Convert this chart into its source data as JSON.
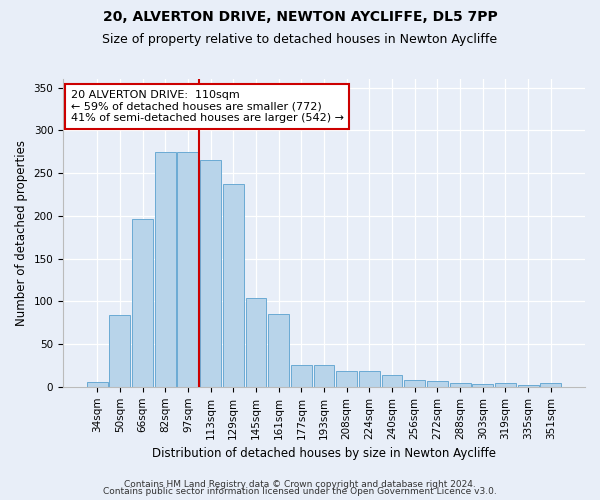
{
  "title1": "20, ALVERTON DRIVE, NEWTON AYCLIFFE, DL5 7PP",
  "title2": "Size of property relative to detached houses in Newton Aycliffe",
  "xlabel": "Distribution of detached houses by size in Newton Aycliffe",
  "ylabel": "Number of detached properties",
  "categories": [
    "34sqm",
    "50sqm",
    "66sqm",
    "82sqm",
    "97sqm",
    "113sqm",
    "129sqm",
    "145sqm",
    "161sqm",
    "177sqm",
    "193sqm",
    "208sqm",
    "224sqm",
    "240sqm",
    "256sqm",
    "272sqm",
    "288sqm",
    "303sqm",
    "319sqm",
    "335sqm",
    "351sqm"
  ],
  "values": [
    6,
    84,
    196,
    275,
    275,
    265,
    237,
    104,
    85,
    26,
    26,
    19,
    19,
    14,
    8,
    7,
    4,
    3,
    4,
    2,
    4
  ],
  "bar_color": "#b8d4ea",
  "bar_edge_color": "#6aaad4",
  "bar_edge_width": 0.7,
  "vline_x_index": 5,
  "vline_color": "#cc0000",
  "annotation_line1": "20 ALVERTON DRIVE:  110sqm",
  "annotation_line2": "← 59% of detached houses are smaller (772)",
  "annotation_line3": "41% of semi-detached houses are larger (542) →",
  "annotation_box_color": "#ffffff",
  "annotation_box_edge_color": "#cc0000",
  "ylim": [
    0,
    360
  ],
  "yticks": [
    0,
    50,
    100,
    150,
    200,
    250,
    300,
    350
  ],
  "bg_color": "#e8eef8",
  "plot_bg_color": "#e8eef8",
  "footer1": "Contains HM Land Registry data © Crown copyright and database right 2024.",
  "footer2": "Contains public sector information licensed under the Open Government Licence v3.0.",
  "title1_fontsize": 10,
  "title2_fontsize": 9,
  "xlabel_fontsize": 8.5,
  "ylabel_fontsize": 8.5,
  "tick_fontsize": 7.5,
  "annotation_fontsize": 8,
  "footer_fontsize": 6.5
}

++++++++++

**What is needed**: Output, exactly, all the records above; include no pictures.

**Result of the task**:
Convert this chart into its source data as JSON.
{
  "title1": "20, ALVERTON DRIVE, NEWTON AYCLIFFE, DL5 7PP",
  "title2": "Size of property relative to detached houses in Newton Aycliffe",
  "xlabel": "Distribution of detached houses by size in Newton Aycliffe",
  "ylabel": "Number of detached properties",
  "categories": [
    "34sqm",
    "50sqm",
    "66sqm",
    "82sqm",
    "97sqm",
    "113sqm",
    "129sqm",
    "145sqm",
    "161sqm",
    "177sqm",
    "193sqm",
    "208sqm",
    "224sqm",
    "240sqm",
    "256sqm",
    "272sqm",
    "288sqm",
    "303sqm",
    "319sqm",
    "335sqm",
    "351sqm"
  ],
  "values": [
    6,
    84,
    196,
    275,
    275,
    265,
    237,
    104,
    85,
    26,
    26,
    19,
    19,
    14,
    8,
    7,
    4,
    3,
    4,
    2,
    4
  ],
  "bar_color": "#b8d4ea",
  "bar_edge_color": "#6aaad4",
  "bar_edge_width": 0.7,
  "vline_x_index": 5,
  "vline_color": "#cc0000",
  "annotation_line1": "20 ALVERTON DRIVE:  110sqm",
  "annotation_line2": "← 59% of detached houses are smaller (772)",
  "annotation_line3": "41% of semi-detached houses are larger (542) →",
  "annotation_box_color": "#ffffff",
  "annotation_box_edge_color": "#cc0000",
  "ylim": [
    0,
    360
  ],
  "yticks": [
    0,
    50,
    100,
    150,
    200,
    250,
    300,
    350
  ],
  "bg_color": "#e8eef8",
  "plot_bg_color": "#e8eef8",
  "footer1": "Contains HM Land Registry data © Crown copyright and database right 2024.",
  "footer2": "Contains public sector information licensed under the Open Government Licence v3.0.",
  "title1_fontsize": 10,
  "title2_fontsize": 9,
  "xlabel_fontsize": 8.5,
  "ylabel_fontsize": 8.5,
  "tick_fontsize": 7.5,
  "annotation_fontsize": 8,
  "footer_fontsize": 6.5
}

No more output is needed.